◆ Problem to work on ◆
Write out the material below again, unchanged.

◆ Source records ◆
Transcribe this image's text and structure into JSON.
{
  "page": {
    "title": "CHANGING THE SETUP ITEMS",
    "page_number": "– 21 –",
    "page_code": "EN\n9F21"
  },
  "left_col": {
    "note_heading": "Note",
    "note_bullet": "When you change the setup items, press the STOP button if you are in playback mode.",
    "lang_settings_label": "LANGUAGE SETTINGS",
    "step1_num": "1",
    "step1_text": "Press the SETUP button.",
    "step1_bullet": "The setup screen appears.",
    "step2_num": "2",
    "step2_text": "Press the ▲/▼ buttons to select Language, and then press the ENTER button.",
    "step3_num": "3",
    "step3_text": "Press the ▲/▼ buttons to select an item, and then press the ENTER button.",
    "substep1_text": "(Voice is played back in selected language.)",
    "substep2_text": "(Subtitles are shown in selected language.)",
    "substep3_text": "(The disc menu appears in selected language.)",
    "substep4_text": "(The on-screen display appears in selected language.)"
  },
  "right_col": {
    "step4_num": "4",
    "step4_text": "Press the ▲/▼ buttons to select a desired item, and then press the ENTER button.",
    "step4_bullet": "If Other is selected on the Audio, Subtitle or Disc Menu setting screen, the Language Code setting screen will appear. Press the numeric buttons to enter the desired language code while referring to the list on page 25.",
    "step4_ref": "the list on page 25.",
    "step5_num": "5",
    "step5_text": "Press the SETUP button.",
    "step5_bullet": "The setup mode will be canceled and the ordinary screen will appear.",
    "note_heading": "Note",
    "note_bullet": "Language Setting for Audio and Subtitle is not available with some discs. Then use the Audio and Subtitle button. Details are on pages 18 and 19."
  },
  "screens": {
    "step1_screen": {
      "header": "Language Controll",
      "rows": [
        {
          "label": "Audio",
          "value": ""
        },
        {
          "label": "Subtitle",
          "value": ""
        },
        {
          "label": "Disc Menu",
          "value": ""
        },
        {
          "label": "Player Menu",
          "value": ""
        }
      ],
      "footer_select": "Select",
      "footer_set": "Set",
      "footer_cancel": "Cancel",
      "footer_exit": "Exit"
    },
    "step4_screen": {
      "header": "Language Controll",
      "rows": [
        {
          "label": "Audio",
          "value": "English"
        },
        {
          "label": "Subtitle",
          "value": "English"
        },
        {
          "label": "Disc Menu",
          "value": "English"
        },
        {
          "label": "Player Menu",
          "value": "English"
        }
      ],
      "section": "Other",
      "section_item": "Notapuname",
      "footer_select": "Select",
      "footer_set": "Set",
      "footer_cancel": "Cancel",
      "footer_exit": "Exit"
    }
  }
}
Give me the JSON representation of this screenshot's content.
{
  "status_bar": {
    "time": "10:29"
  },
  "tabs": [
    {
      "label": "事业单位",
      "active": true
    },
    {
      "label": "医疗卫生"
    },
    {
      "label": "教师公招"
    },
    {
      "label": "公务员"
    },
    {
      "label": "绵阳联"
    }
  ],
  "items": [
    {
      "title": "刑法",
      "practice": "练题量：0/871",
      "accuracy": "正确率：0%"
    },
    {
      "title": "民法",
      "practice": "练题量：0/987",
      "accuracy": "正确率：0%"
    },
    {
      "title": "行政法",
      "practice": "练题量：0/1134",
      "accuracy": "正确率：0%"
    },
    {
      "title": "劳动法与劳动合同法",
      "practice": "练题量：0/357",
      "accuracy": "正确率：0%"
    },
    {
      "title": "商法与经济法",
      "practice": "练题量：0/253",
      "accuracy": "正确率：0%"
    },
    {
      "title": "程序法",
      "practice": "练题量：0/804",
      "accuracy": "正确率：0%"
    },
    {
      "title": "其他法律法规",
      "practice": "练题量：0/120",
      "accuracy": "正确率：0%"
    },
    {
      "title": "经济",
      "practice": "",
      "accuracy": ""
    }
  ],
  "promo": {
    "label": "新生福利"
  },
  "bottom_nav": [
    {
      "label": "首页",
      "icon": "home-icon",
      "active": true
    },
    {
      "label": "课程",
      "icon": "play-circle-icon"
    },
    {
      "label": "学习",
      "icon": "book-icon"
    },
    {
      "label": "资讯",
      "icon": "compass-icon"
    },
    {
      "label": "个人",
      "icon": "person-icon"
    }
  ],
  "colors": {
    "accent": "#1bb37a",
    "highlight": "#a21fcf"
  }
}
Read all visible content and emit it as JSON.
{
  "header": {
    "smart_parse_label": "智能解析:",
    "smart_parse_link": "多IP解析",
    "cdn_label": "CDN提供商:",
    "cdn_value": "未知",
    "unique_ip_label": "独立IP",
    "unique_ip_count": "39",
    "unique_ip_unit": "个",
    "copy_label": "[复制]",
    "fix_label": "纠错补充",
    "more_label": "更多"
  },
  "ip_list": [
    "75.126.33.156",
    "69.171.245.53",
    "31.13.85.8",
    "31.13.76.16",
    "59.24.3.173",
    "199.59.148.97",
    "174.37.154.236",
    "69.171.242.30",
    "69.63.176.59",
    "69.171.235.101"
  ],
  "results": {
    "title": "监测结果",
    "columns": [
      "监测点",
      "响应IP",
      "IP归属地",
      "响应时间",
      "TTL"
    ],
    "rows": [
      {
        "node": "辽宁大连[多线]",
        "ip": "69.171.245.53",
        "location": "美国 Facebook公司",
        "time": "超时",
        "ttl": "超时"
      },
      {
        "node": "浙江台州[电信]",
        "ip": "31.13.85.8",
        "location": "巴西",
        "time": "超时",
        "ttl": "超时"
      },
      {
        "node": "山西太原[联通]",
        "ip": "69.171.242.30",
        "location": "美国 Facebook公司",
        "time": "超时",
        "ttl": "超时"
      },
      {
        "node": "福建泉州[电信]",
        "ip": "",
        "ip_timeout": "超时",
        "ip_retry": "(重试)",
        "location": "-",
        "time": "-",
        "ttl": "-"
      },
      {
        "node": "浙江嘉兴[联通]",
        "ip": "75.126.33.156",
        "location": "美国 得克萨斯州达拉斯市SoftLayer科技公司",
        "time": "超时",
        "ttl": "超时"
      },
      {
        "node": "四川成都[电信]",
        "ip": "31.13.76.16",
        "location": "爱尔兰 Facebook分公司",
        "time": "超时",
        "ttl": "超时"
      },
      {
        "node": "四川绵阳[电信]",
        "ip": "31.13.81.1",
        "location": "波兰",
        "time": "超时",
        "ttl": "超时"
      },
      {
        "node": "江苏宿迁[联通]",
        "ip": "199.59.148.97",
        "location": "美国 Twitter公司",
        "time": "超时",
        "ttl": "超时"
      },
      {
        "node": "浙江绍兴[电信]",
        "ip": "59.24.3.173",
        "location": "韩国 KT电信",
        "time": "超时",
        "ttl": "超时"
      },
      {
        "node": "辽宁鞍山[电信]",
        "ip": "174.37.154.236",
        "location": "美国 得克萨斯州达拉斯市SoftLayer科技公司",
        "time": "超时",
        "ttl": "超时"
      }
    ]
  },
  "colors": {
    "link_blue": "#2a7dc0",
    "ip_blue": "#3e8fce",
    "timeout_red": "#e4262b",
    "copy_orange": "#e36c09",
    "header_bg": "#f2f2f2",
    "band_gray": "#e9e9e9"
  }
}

◆ Worked answer ◆
Transcribe this image's text and structure into JSON.
{
  "page": {
    "title": "CHANGING THE SETUP ITEMS",
    "page_number": "– 21 –",
    "page_code": "EN\n9F21"
  },
  "left_col": {
    "note_heading": "Note",
    "note_bullet": "When you change the setup items, press the STOP button if you are in playback mode.",
    "lang_settings_label": "LANGUAGE SETTINGS",
    "step1_num": "1",
    "step1_text": "Press the SETUP button.",
    "step1_bullet": "The setup screen appears.",
    "step2_num": "2",
    "step2_text": "Press the ▲/▼ buttons to select Language, and then press the ENTER button.",
    "step3_num": "3",
    "step3_text": "Press the ▲/▼ buttons to select an item, and then press the ENTER button.",
    "substep1_text": "(Voice is played back in selected language.)",
    "substep2_text": "(Subtitles are shown in selected language.)",
    "substep3_text": "(The disc menu appears in selected language.)",
    "substep4_text": "(The on-screen display appears in selected language.)"
  },
  "right_col": {
    "step4_num": "4",
    "step4_text": "Press the ▲/▼ buttons to select a desired item, and then press the ENTER button.",
    "step4_bullet": "If Other is selected on the Audio, Subtitle or Disc Menu setting screen, the Language Code setting screen will appear. Press the numeric buttons to enter the desired language code while referring to the list on page 25.",
    "step4_ref": "the list on page 25.",
    "step5_num": "5",
    "step5_text": "Press the SETUP button.",
    "step5_bullet": "The setup mode will be canceled and the ordinary screen will appear.",
    "note_heading": "Note",
    "note_bullet": "Language Setting for Audio and Subtitle is not available with some discs. Then use the Audio and Subtitle button. Details are on pages 18 and 19."
  },
  "screens": {
    "step1_screen": {
      "header": "Language Controll",
      "rows": [
        {
          "label": "Audio",
          "value": ""
        },
        {
          "label": "Subtitle",
          "value": ""
        },
        {
          "label": "Disc Menu",
          "value": ""
        },
        {
          "label": "Player Menu",
          "value": ""
        }
      ],
      "footer_select": "Select",
      "footer_set": "Set",
      "footer_cancel": "Cancel",
      "footer_exit": "Exit"
    },
    "step4_screen": {
      "header": "Language Controll",
      "rows": [
        {
          "label": "Audio",
          "value": "English"
        },
        {
          "label": "Subtitle",
          "value": "English"
        },
        {
          "label": "Disc Menu",
          "value": "English"
        },
        {
          "label": "Player Menu",
          "value": "English"
        }
      ],
      "section": "Other",
      "section_item": "Notapuname",
      "footer_select": "Select",
      "footer_set": "Set",
      "footer_cancel": "Cancel",
      "footer_exit": "Exit"
    }
  }
}
Give me the JSON representation of this screenshot's content.
{
  "status_bar": {
    "time": "10:29"
  },
  "tabs": [
    {
      "label": "事业单位",
      "active": true
    },
    {
      "label": "医疗卫生"
    },
    {
      "label": "教师公招"
    },
    {
      "label": "公务员"
    },
    {
      "label": "绵阳联"
    }
  ],
  "items": [
    {
      "title": "刑法",
      "practice": "练题量：0/871",
      "accuracy": "正确率：0%"
    },
    {
      "title": "民法",
      "practice": "练题量：0/987",
      "accuracy": "正确率：0%"
    },
    {
      "title": "行政法",
      "practice": "练题量：0/1134",
      "accuracy": "正确率：0%"
    },
    {
      "title": "劳动法与劳动合同法",
      "practice": "练题量：0/357",
      "accuracy": "正确率：0%"
    },
    {
      "title": "商法与经济法",
      "practice": "练题量：0/253",
      "accuracy": "正确率：0%"
    },
    {
      "title": "程序法",
      "practice": "练题量：0/804",
      "accuracy": "正确率：0%"
    },
    {
      "title": "其他法律法规",
      "practice": "练题量：0/120",
      "accuracy": "正确率：0%"
    },
    {
      "title": "经济",
      "practice": "",
      "accuracy": ""
    }
  ],
  "promo": {
    "label": "新生福利"
  },
  "bottom_nav": [
    {
      "label": "首页",
      "icon": "home-icon",
      "active": true
    },
    {
      "label": "课程",
      "icon": "play-circle-icon"
    },
    {
      "label": "学习",
      "icon": "book-icon"
    },
    {
      "label": "资讯",
      "icon": "compass-icon"
    },
    {
      "label": "个人",
      "icon": "person-icon"
    }
  ],
  "colors": {
    "accent": "#1bb37a",
    "highlight": "#a21fcf"
  }
}
Read all visible content and emit it as JSON.
{
  "header": {
    "smart_parse_label": "智能解析:",
    "smart_parse_link": "多IP解析",
    "cdn_label": "CDN提供商:",
    "cdn_value": "未知",
    "unique_ip_label": "独立IP",
    "unique_ip_count": "39",
    "unique_ip_unit": "个",
    "copy_label": "[复制]",
    "fix_label": "纠错补充",
    "more_label": "更多"
  },
  "ip_list": [
    "75.126.33.156",
    "69.171.245.53",
    "31.13.85.8",
    "31.13.76.16",
    "59.24.3.173",
    "199.59.148.97",
    "174.37.154.236",
    "69.171.242.30",
    "69.63.176.59",
    "69.171.235.101"
  ],
  "results": {
    "title": "监测结果",
    "columns": [
      "监测点",
      "响应IP",
      "IP归属地",
      "响应时间",
      "TTL"
    ],
    "rows": [
      {
        "node": "辽宁大连[多线]",
        "ip": "69.171.245.53",
        "location": "美国 Facebook公司",
        "time": "超时",
        "ttl": "超时"
      },
      {
        "node": "浙江台州[电信]",
        "ip": "31.13.85.8",
        "location": "巴西",
        "time": "超时",
        "ttl": "超时"
      },
      {
        "node": "山西太原[联通]",
        "ip": "69.171.242.30",
        "location": "美国 Facebook公司",
        "time": "超时",
        "ttl": "超时"
      },
      {
        "node": "福建泉州[电信]",
        "ip": "",
        "ip_timeout": "超时",
        "ip_retry": "(重试)",
        "location": "-",
        "time": "-",
        "ttl": "-"
      },
      {
        "node": "浙江嘉兴[联通]",
        "ip": "75.126.33.156",
        "location": "美国 得克萨斯州达拉斯市SoftLayer科技公司",
        "time": "超时",
        "ttl": "超时"
      },
      {
        "node": "四川成都[电信]",
        "ip": "31.13.76.16",
        "location": "爱尔兰 Facebook分公司",
        "time": "超时",
        "ttl": "超时"
      },
      {
        "node": "四川绵阳[电信]",
        "ip": "31.13.81.1",
        "location": "波兰",
        "time": "超时",
        "ttl": "超时"
      },
      {
        "node": "江苏宿迁[联通]",
        "ip": "199.59.148.97",
        "location": "美国 Twitter公司",
        "time": "超时",
        "ttl": "超时"
      },
      {
        "node": "浙江绍兴[电信]",
        "ip": "59.24.3.173",
        "location": "韩国 KT电信",
        "time": "超时",
        "ttl": "超时"
      },
      {
        "node": "辽宁鞍山[电信]",
        "ip": "174.37.154.236",
        "location": "美国 得克萨斯州达拉斯市SoftLayer科技公司",
        "time": "超时",
        "ttl": "超时"
      }
    ]
  },
  "colors": {
    "link_blue": "#2a7dc0",
    "ip_blue": "#3e8fce",
    "timeout_red": "#e4262b",
    "copy_orange": "#e36c09",
    "header_bg": "#f2f2f2",
    "band_gray": "#e9e9e9"
  }
}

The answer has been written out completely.